→ Material supplied:
[Begin]
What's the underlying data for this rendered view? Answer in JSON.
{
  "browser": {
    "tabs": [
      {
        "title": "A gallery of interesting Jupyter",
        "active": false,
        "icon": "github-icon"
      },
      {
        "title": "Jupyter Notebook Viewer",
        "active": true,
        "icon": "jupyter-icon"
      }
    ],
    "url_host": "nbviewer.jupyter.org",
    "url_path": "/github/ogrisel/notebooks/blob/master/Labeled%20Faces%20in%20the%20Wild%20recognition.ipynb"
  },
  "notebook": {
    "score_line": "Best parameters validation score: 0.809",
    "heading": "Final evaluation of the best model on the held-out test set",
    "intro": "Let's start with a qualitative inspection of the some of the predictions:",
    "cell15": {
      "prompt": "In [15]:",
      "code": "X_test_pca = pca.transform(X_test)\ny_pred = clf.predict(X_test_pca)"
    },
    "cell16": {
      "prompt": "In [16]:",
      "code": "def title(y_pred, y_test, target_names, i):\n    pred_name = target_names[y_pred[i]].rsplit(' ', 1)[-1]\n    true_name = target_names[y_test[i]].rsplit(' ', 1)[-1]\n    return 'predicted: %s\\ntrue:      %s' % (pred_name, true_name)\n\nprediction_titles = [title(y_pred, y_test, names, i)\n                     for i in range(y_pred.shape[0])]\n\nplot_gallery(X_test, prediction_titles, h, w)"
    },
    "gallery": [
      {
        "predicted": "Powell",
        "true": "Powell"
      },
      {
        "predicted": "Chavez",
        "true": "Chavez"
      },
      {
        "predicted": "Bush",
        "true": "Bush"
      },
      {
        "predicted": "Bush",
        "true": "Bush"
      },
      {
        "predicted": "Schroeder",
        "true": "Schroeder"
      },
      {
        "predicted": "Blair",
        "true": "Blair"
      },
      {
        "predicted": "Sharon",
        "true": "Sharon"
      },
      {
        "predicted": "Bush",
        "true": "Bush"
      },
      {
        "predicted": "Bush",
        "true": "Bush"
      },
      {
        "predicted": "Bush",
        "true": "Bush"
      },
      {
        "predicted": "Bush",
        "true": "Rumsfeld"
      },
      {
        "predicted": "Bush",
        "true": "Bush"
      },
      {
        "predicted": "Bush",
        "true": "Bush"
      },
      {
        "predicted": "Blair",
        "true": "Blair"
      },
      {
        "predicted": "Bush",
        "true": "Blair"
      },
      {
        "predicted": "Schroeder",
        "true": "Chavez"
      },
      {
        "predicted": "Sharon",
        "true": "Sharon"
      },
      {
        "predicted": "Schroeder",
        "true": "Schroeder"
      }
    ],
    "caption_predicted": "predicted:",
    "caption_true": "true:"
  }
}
[End]
→ Given instruction: Extract each line holding the word "title" from the records.

→ Output of the exercise:
        "title": "A gallery of interesting Jupyter",
        "title": "Jupyter Notebook Viewer",
      "code": "def title(y_pred, y_test, target_names, i):\n    pred_name = target_names[y_pred[i]].rsplit(' ', 1)[-1]\n    true_name = target_names[y_test[i]].rsplit(' ', 1)[-1]\n    return 'predicted: %s\\ntrue:      %s' % (pred_name, true_name)\n\nprediction_titles = [title(y_pred, y_test, names, i)\n                     for i in range(y_pred.shape[0])]\n\nplot_gallery(X_test, prediction_titles, h, w)"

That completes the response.